_Requirement_:
Rewrite the records from the line with "table-cell: 40% — [329, 506, 381, 529]" up to and including the line with "x-tick-label: 10 — [583, 411, 595, 422]", changing "x-tick-label" to "x-axis-tick" and keeping everything else the same. Give only those lines.

- - - - - - -

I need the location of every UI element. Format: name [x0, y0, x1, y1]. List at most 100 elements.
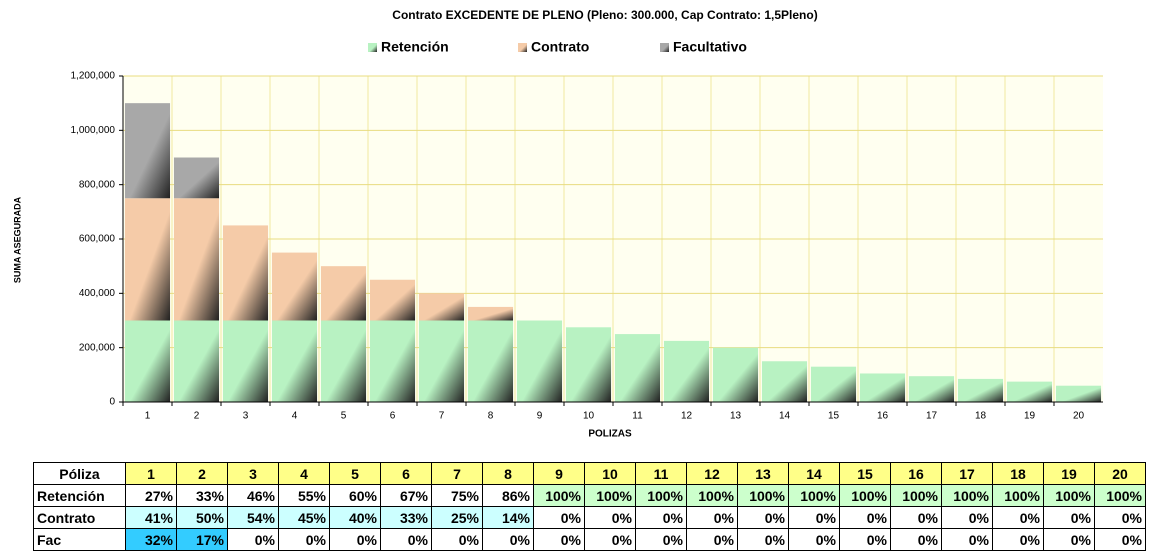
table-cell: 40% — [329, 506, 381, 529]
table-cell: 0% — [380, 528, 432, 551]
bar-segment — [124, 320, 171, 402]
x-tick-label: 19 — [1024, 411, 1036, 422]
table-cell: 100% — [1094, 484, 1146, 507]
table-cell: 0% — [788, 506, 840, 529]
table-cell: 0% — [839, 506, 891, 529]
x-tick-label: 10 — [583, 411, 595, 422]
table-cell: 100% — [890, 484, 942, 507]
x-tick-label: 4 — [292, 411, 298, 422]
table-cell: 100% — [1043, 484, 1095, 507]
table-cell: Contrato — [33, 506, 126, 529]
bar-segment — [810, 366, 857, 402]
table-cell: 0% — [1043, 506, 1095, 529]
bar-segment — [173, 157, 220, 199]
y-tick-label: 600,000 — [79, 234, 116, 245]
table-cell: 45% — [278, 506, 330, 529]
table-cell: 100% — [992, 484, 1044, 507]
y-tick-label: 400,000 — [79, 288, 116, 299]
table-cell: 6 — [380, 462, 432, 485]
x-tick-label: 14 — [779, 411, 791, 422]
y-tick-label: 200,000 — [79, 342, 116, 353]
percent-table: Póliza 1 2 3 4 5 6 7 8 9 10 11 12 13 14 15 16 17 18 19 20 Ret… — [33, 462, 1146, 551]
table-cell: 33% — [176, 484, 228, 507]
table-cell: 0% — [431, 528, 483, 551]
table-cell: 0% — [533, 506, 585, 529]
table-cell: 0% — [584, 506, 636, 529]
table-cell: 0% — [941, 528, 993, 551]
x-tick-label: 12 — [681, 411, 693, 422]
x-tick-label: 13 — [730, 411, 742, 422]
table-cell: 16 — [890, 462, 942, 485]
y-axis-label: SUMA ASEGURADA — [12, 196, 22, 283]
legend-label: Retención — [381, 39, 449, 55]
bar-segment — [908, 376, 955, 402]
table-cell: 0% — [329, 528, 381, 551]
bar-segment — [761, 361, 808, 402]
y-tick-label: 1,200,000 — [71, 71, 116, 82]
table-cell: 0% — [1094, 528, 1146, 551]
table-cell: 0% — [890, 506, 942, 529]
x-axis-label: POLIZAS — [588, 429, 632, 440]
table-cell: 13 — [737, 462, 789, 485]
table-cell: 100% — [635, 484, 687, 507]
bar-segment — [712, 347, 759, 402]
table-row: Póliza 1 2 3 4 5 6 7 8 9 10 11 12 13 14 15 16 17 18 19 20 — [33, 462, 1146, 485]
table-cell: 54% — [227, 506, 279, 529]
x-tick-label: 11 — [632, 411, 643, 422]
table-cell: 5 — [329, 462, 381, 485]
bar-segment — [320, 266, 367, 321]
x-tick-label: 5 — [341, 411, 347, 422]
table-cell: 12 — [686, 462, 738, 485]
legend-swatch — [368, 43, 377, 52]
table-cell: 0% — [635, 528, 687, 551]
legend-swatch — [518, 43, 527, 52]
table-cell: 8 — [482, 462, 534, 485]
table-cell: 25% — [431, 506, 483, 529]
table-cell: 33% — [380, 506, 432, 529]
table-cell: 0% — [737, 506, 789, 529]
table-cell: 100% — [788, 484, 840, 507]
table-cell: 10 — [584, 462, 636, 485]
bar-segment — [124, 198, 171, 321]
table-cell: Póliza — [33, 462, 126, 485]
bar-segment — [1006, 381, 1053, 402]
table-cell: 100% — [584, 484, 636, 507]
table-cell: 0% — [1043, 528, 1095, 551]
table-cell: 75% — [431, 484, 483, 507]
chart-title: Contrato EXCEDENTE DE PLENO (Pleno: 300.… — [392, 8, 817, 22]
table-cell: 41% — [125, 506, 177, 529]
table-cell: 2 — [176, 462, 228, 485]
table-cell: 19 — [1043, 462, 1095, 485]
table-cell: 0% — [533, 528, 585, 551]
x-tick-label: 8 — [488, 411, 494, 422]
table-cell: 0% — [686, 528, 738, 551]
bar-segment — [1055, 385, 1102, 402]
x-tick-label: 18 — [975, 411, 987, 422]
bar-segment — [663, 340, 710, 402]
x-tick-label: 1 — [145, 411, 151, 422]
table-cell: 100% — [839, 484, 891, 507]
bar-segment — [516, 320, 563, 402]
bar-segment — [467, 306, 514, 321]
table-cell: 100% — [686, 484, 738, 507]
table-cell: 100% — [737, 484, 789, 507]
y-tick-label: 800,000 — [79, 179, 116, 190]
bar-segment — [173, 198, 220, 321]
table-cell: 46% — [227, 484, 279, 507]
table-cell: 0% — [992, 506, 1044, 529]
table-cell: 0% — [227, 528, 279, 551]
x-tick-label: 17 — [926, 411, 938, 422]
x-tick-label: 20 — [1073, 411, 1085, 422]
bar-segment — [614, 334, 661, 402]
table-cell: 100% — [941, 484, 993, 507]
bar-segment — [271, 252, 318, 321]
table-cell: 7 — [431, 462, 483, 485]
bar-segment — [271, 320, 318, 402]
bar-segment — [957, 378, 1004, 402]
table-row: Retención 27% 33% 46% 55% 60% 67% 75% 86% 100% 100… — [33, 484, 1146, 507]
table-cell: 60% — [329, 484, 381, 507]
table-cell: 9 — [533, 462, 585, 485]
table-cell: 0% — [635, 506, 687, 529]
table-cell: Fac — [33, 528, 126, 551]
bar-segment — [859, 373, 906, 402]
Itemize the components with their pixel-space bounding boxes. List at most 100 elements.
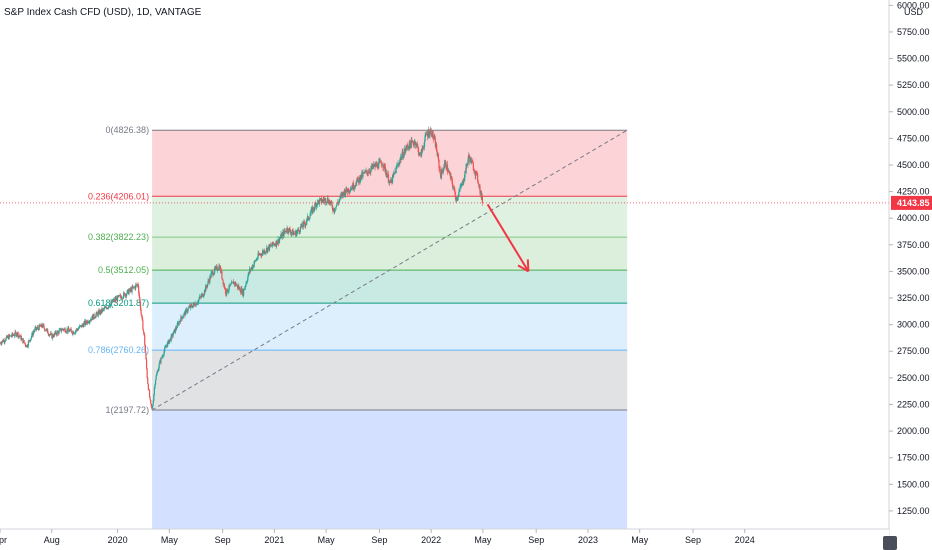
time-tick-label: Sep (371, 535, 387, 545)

- - - - - - -

_Exercise output_:
table-cell: 40% — [329, 506, 381, 529]
table-cell: 0% — [380, 528, 432, 551]
bar-segment — [124, 320, 171, 402]
x-axis-tick: 19 — [1024, 411, 1036, 422]
table-cell: 100% — [1094, 484, 1146, 507]
table-cell: 0% — [788, 506, 840, 529]
table-cell: 0% — [839, 506, 891, 529]
x-axis-tick: 10 — [583, 411, 595, 422]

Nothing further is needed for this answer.